Objective 1: In the XFS mailing-list thread, what did the lost+found directory contain?
Objective 2: Decide whether each statement below agrees with the XFS mailing-list thread, answering yes or no and quoting the deciding words: (a) The bad XFS code set up the i_flags field from an uninitialized stack variable. (b) XFS under -mm3 ignores old lost+found directories. (c) After the source lost+found directory was removed, rsync under -mm3 finished without trouble.

Source passage:
- - -

Just a follow-up to my earlier post:

I've put in the xfs code from mm2 into the mm3 tree and all files get
copied and I can manually copy the fstab.backup file afterward. I
realized that the "rebuilding directory inode 256" was the lost+found
directory, which contained 4 old zero length files. That was the key.
XFS under -mm2 doesn't care about old lost+found directories, while -mm3
does. If I removed the source lost+found/ and retried rsync's with -mm3,
it finishes fine and I can copy fstab files. Adding a bogus lost+found
dir with any file in it at the source, and retrying the rsync will lead
to a state where I can't overwrite the existing /etc/fstab file at the
end. So it doesn't look like there's actually any filesystem corruption,
just a strange bug. Hope that helps,

-Walt


^ permalink raw reply	[flat|nested] 6+ messages in thread

* Re: 2.6.0-test5-mm3 & XFS FS Corruption (or not?)
  2003-09-21 18:08 ` 2.6.0-test5-mm3 & XFS FS Corruption (or not?) Walt H
@ 2003-09-21 19:48   ` Steve Lord
  2003-09-22  1:01     ` Walt H
  0 siblings, 1 reply; 6+ messages in thread
From: Steve Lord @ 2003-09-21 19:48 UTC (permalink / raw)
  To: Walt H; +Cc: Linux Kernel, Linux XFS Mailing List

On Sun, 2003-09-21 at 13:08, Walt H wrote:
> Just a follow-up to my earlier post:
> 
> I've put in the xfs code from mm2 into the mm3 tree and all files get
> copied and I can manually copy the fstab.backup file afterward. I
> realized that the "rebuilding directory inode 256" was the lost+found
> directory, which contained 4 old zero length files. That was the key.
> XFS under -mm2 doesn't care about old lost+found directories, while -mm3
> does. If I removed the source lost+found/ and retried rsync's with -mm3,
> it finishes fine and I can copy fstab files. Adding a bogus lost+found
> dir with any file in it at the source, and retrying the rsync will lead
> to a state where I can't overwrite the existing /etc/fstab file at the
> end. So it doesn't look like there's actually any filesystem corruption,
> just a strange bug. Hope that helps,
> 
> -Walt
> 

If I am correct, test5-mm3 contains a bad version of the xfs code, there
was a bug where the i_flags field was setup from an uninitialized stack
variable. mm3 came out during the two days this was in Linus's tree.
I had some very odd behavior with this code base, rm -r -f would try and
cd into files and other bizzare things, files could appear to be
immutable or append only or things they were not. This sounds like
similar behavior you that you saw. It is fixed in the latest code Linus
has.

- - -

Data listing:
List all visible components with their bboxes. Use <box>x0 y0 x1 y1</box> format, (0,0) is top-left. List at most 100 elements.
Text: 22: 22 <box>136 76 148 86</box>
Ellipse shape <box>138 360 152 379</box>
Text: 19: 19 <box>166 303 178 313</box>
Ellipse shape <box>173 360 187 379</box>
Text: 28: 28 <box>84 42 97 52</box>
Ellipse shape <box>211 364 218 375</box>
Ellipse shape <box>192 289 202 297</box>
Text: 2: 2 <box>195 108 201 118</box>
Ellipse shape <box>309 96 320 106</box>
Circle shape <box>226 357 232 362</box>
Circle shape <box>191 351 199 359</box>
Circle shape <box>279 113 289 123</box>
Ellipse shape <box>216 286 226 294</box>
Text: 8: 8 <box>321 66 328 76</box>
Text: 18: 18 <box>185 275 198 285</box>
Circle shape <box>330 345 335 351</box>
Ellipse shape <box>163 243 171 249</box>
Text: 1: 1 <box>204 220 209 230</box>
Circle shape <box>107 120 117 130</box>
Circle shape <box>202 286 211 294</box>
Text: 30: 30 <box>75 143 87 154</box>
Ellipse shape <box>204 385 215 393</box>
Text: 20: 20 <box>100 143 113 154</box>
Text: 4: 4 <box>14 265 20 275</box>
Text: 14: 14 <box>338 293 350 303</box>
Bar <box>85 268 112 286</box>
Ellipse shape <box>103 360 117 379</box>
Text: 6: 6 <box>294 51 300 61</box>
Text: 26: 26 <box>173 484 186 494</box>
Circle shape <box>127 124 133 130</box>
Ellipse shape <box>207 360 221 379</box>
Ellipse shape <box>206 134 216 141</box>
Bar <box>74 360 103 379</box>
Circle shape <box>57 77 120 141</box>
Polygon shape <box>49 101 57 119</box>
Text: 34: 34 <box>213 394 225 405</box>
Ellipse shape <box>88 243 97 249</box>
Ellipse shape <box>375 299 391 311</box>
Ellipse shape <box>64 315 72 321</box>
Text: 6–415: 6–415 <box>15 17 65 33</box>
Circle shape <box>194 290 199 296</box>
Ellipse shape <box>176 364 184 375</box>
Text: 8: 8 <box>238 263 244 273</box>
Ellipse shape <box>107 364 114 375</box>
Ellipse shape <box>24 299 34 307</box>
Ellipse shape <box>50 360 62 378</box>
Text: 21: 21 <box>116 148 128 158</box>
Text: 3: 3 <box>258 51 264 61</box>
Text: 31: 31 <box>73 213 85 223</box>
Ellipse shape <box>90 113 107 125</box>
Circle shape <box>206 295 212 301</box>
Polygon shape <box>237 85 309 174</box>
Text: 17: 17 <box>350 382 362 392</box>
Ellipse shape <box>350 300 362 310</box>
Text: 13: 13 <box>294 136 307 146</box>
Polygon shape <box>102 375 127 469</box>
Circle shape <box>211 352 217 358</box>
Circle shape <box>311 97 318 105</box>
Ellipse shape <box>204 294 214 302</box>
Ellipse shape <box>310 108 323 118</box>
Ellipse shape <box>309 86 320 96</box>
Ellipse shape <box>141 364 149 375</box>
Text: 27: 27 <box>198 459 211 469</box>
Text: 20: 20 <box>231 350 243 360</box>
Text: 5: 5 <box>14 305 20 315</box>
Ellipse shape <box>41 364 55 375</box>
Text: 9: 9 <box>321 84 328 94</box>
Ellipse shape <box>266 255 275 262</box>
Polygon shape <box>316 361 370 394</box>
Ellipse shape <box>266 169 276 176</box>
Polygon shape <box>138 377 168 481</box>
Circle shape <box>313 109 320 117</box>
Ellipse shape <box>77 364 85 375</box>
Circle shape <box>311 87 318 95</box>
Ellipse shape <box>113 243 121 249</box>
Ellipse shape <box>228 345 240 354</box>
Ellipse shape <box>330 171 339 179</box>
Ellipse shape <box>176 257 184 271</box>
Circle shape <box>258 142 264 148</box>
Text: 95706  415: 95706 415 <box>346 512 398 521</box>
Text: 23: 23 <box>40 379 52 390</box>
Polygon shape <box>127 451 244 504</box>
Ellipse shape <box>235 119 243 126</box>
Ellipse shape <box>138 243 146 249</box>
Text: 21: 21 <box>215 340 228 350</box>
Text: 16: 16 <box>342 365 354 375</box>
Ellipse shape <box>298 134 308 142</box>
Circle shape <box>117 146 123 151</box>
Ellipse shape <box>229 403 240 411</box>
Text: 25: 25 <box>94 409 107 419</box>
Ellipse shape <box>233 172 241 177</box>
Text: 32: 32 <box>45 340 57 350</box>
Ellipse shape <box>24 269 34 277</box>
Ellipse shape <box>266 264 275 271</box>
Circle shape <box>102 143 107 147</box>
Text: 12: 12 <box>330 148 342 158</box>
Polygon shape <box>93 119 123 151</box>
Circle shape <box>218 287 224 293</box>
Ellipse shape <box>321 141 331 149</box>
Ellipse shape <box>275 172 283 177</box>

- - -

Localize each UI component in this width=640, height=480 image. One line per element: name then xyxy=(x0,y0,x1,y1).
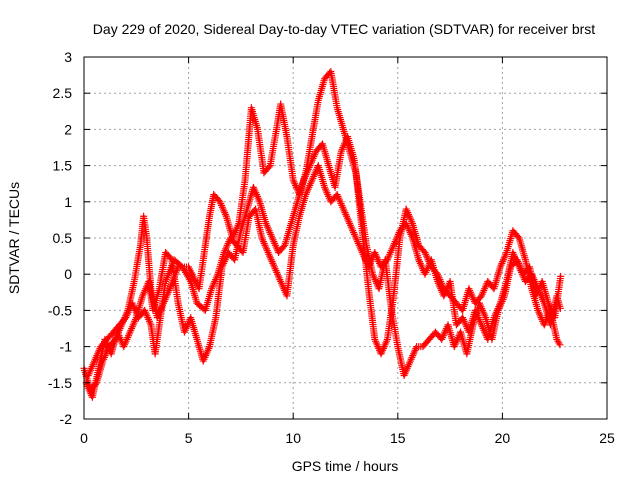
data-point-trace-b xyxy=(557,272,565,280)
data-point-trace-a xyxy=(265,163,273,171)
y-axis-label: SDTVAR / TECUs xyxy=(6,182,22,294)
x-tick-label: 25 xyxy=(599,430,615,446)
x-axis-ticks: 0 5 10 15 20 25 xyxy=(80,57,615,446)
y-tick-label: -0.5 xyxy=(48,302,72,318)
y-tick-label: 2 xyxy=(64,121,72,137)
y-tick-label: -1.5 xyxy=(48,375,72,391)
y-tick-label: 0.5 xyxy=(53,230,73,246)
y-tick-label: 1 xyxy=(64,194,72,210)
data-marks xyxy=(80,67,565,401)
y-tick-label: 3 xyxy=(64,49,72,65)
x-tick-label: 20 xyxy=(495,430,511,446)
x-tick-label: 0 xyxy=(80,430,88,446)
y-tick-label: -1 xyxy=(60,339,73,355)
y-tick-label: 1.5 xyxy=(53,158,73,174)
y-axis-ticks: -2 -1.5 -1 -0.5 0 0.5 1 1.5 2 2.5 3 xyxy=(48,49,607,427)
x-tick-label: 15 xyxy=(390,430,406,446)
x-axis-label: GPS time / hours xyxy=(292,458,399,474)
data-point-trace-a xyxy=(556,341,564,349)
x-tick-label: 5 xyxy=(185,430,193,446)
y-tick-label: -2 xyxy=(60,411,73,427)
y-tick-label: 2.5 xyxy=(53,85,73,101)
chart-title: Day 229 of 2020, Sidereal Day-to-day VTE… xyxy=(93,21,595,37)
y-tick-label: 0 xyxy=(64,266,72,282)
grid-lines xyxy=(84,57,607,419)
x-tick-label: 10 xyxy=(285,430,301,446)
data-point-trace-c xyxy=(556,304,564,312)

- - -

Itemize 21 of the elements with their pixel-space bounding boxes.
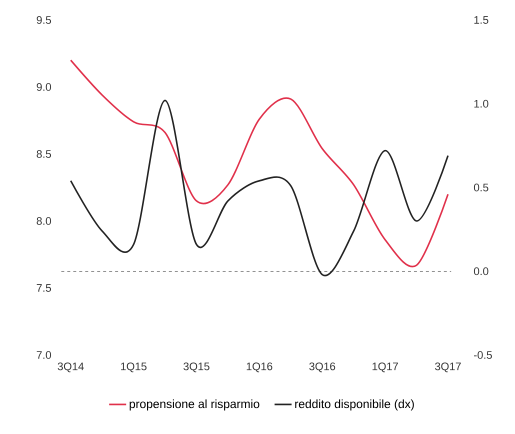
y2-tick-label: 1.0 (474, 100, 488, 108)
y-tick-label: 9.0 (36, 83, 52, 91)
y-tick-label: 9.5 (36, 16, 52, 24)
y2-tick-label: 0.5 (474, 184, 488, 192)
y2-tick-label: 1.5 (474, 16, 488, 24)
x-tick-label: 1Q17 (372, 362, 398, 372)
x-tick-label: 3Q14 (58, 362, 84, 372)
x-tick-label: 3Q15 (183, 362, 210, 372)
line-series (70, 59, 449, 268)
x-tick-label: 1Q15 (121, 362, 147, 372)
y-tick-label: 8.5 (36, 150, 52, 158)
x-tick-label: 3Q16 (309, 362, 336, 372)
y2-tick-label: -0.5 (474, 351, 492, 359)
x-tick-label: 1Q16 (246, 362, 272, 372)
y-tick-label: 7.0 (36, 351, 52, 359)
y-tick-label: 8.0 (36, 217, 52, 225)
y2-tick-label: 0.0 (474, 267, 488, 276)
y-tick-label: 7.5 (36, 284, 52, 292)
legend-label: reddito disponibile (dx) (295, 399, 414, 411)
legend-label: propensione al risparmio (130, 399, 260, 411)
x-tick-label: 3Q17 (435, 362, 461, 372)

- - -

Correct answer 1: Four old zero-length files.

Correct answer 2:
(a) Yes: "there was a bug where the i_flags field was setup from an uninitialized stack variable"
(b) No: "XFS under -mm2 doesn't care about old lost+found directories, while -mm3 does."
(c) Yes: "If I removed the source lost+found/ and retried rsync's with -mm3, it finishes fine"